Dataset rows:

::::

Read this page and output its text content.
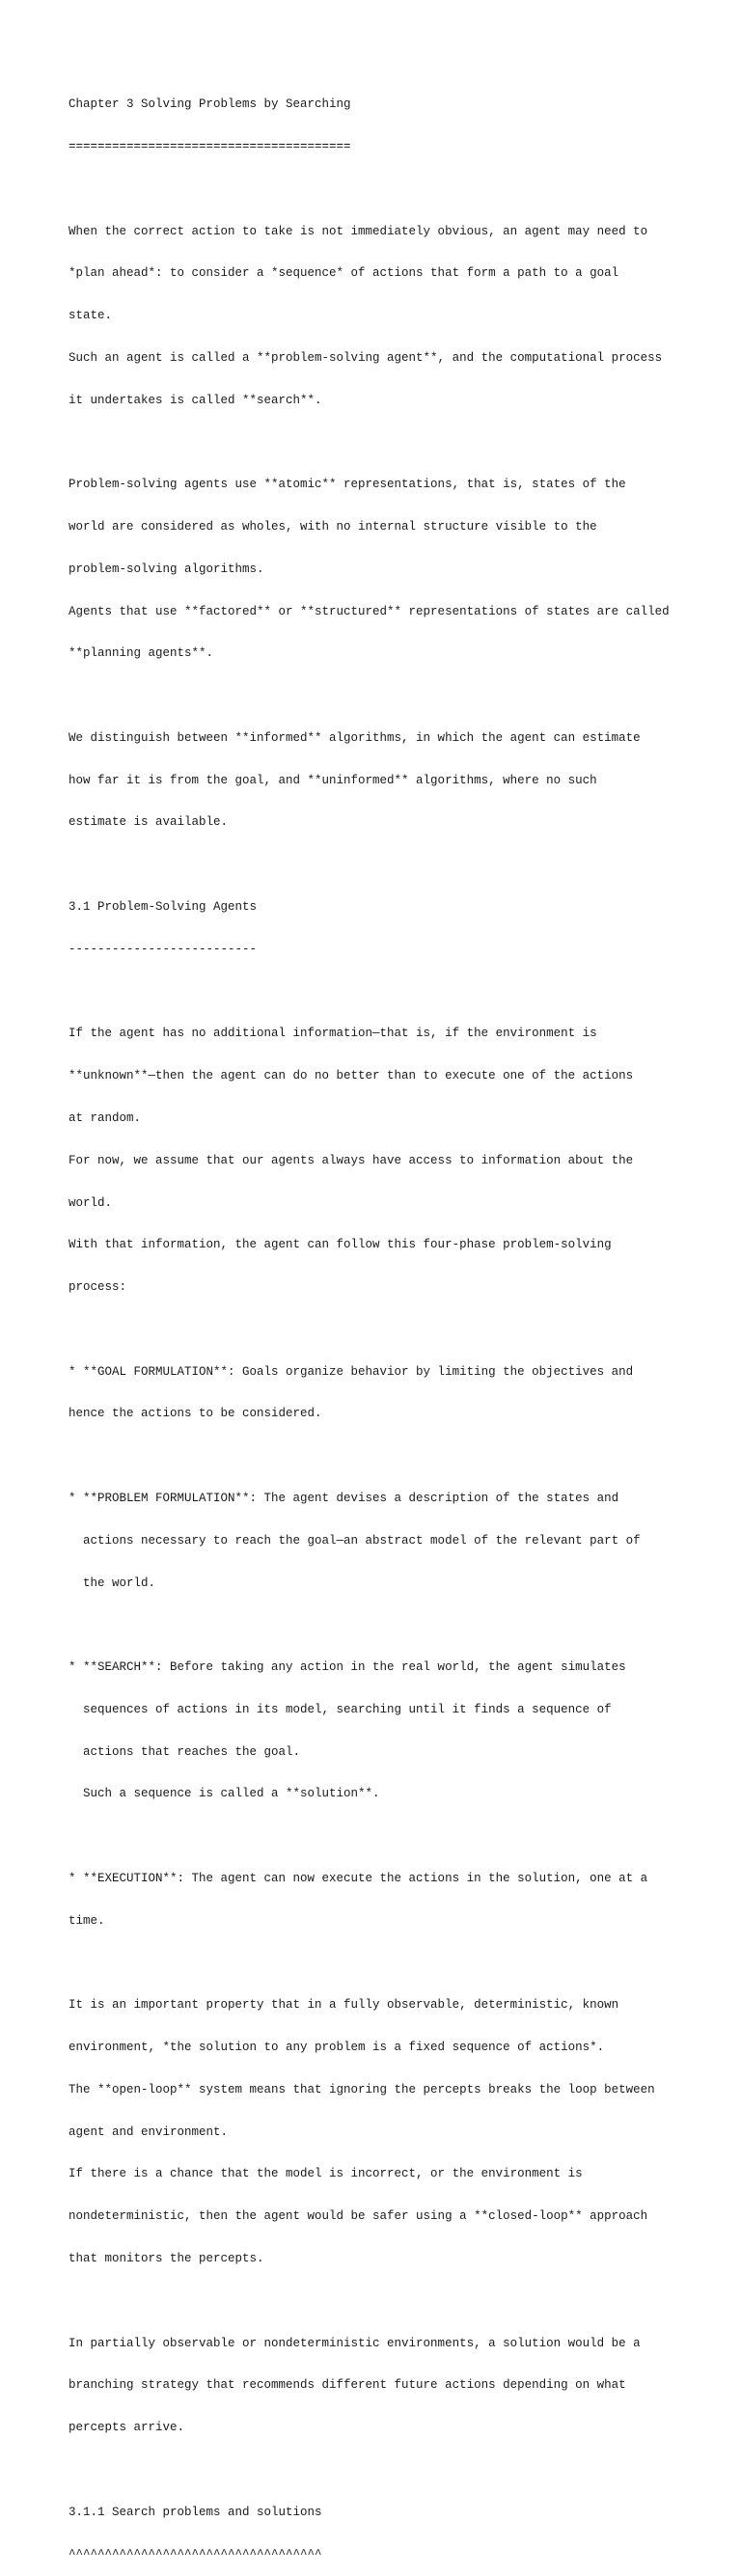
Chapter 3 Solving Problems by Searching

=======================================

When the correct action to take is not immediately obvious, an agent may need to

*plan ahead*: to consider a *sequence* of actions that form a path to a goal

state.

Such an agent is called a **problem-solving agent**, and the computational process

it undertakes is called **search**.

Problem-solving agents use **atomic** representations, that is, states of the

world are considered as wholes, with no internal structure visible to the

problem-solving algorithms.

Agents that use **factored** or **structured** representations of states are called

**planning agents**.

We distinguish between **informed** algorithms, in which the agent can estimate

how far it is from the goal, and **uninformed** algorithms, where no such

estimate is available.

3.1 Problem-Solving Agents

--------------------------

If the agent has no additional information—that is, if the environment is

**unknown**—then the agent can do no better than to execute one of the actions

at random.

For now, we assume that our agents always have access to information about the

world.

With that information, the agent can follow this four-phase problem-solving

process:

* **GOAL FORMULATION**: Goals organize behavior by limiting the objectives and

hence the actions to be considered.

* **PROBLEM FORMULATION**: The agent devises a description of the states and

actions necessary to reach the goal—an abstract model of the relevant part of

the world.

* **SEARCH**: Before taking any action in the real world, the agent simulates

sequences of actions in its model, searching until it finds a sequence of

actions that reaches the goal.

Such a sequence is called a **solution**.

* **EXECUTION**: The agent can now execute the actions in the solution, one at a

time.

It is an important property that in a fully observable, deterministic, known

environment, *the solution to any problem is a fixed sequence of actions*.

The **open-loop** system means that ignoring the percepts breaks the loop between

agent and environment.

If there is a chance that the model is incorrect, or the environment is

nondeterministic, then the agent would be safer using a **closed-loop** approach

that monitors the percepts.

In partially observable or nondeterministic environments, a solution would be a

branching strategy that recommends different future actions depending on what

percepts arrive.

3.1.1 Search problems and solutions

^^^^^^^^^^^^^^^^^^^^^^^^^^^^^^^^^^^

::::

Request:
Find each line in the records holding the string "loop" and show it.

Result:
The **open-loop** system means that ignoring the percepts breaks the loop between
nondeterministic, then the agent would be safer using a **closed-loop** approach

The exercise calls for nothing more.